> [DO THIS]: All records below must be retyped exactly.

Stored records:
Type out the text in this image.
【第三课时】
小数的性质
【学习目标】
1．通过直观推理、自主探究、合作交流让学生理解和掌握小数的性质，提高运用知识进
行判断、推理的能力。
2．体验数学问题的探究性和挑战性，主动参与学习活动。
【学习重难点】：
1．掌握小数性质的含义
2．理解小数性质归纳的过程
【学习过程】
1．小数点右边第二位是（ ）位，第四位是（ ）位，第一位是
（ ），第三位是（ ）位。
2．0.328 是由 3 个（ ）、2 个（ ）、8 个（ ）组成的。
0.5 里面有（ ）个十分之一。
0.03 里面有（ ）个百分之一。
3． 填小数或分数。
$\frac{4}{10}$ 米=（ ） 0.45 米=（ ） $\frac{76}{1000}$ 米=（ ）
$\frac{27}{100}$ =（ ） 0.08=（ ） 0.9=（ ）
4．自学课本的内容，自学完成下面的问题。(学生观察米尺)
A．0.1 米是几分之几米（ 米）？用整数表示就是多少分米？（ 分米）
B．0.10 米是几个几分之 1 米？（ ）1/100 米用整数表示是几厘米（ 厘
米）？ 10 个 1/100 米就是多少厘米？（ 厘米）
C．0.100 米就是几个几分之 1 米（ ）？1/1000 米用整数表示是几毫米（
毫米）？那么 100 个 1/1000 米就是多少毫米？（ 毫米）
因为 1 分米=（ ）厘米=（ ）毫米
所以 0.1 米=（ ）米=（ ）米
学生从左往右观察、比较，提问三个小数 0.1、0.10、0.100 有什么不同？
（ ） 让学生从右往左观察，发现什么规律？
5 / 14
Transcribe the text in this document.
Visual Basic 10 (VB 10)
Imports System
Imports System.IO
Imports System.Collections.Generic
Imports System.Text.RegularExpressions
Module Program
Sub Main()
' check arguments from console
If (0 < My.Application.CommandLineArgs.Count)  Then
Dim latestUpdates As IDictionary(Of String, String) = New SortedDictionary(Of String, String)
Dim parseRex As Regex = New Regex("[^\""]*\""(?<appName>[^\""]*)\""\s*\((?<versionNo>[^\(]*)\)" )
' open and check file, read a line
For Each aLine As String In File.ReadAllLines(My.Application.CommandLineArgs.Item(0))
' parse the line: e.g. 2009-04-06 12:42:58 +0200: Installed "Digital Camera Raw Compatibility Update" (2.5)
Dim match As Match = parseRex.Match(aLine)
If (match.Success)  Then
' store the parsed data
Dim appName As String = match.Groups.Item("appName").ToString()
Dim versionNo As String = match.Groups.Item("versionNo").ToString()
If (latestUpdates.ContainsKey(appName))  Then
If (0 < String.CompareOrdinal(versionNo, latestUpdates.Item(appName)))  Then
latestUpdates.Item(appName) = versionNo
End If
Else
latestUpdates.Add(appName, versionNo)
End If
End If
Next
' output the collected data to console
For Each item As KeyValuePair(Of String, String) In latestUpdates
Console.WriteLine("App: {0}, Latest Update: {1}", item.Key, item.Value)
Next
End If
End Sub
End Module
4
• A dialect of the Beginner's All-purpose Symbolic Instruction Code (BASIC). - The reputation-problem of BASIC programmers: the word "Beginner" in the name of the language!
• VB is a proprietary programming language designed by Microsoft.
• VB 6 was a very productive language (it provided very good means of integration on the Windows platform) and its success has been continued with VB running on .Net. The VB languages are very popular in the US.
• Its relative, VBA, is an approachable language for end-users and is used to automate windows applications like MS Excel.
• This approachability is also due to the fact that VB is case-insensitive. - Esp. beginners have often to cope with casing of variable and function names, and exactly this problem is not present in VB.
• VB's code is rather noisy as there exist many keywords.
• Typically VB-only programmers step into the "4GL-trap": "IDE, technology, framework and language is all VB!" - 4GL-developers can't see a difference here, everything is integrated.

> [RESPONSE TO THE TASK]:
Type out the text in this image.
【第三课时】
小数的性质
【学习目标】
1．通过直观推理、自主探究、合作交流让学生理解和掌握小数的性质，提高运用知识进
行判断、推理的能力。
2．体验数学问题的探究性和挑战性，主动参与学习活动。
【学习重难点】：
1．掌握小数性质的含义
2．理解小数性质归纳的过程
【学习过程】
1．小数点右边第二位是（ ）位，第四位是（ ）位，第一位是
（ ），第三位是（ ）位。
2．0.328 是由 3 个（ ）、2 个（ ）、8 个（ ）组成的。
0.5 里面有（ ）个十分之一。
0.03 里面有（ ）个百分之一。
3． 填小数或分数。
$\frac{4}{10}$ 米=（ ） 0.45 米=（ ） $\frac{76}{1000}$ 米=（ ）
$\frac{27}{100}$ =（ ） 0.08=（ ） 0.9=（ ）
4．自学课本的内容，自学完成下面的问题。(学生观察米尺)
A．0.1 米是几分之几米（ 米）？用整数表示就是多少分米？（ 分米）
B．0.10 米是几个几分之 1 米？（ ）1/100 米用整数表示是几厘米（ 厘
米）？ 10 个 1/100 米就是多少厘米？（ 厘米）
C．0.100 米就是几个几分之 1 米（ ）？1/1000 米用整数表示是几毫米（
毫米）？那么 100 个 1/1000 米就是多少毫米？（ 毫米）
因为 1 分米=（ ）厘米=（ ）毫米
所以 0.1 米=（ ）米=（ ）米
学生从左往右观察、比较，提问三个小数 0.1、0.10、0.100 有什么不同？
（ ） 让学生从右往左观察，发现什么规律？
5 / 14
Transcribe the text in this document.
Visual Basic 10 (VB 10)
Imports System
Imports System.IO
Imports System.Collections.Generic
Imports System.Text.RegularExpressions
Module Program
Sub Main()
' check arguments from console
If (0 < My.Application.CommandLineArgs.Count)  Then
Dim latestUpdates As IDictionary(Of String, String) = New SortedDictionary(Of String, String)
Dim parseRex As Regex = New Regex("[^\""]*\""(?<appName>[^\""]*)\""\s*\((?<versionNo>[^\(]*)\)" )
' open and check file, read a line
For Each aLine As String In File.ReadAllLines(My.Application.CommandLineArgs.Item(0))
' parse the line: e.g. 2009-04-06 12:42:58 +0200: Installed "Digital Camera Raw Compatibility Update" (2.5)
Dim match As Match = parseRex.Match(aLine)
If (match.Success)  Then
' store the parsed data
Dim appName As String = match.Groups.Item("appName").ToString()
Dim versionNo As String = match.Groups.Item("versionNo").ToString()
If (latestUpdates.ContainsKey(appName))  Then
If (0 < String.CompareOrdinal(versionNo, latestUpdates.Item(appName)))  Then
latestUpdates.Item(appName) = versionNo
End If
Else
latestUpdates.Add(appName, versionNo)
End If
End If
Next
' output the collected data to console
For Each item As KeyValuePair(Of String, String) In latestUpdates
Console.WriteLine("App: {0}, Latest Update: {1}", item.Key, item.Value)
Next
End If
End Sub
End Module
4
• A dialect of the Beginner's All-purpose Symbolic Instruction Code (BASIC). - The reputation-problem of BASIC programmers: the word "Beginner" in the name of the language!
• VB is a proprietary programming language designed by Microsoft.
• VB 6 was a very productive language (it provided very good means of integration on the Windows platform) and its success has been continued with VB running on .Net. The VB languages are very popular in the US.
• Its relative, VBA, is an approachable language for end-users and is used to automate windows applications like MS Excel.
• This approachability is also due to the fact that VB is case-insensitive. - Esp. beginners have often to cope with casing of variable and function names, and exactly this problem is not present in VB.
• VB's code is rather noisy as there exist many keywords.
• Typically VB-only programmers step into the "4GL-trap": "IDE, technology, framework and language is all VB!" - 4GL-developers can't see a difference here, everything is integrated.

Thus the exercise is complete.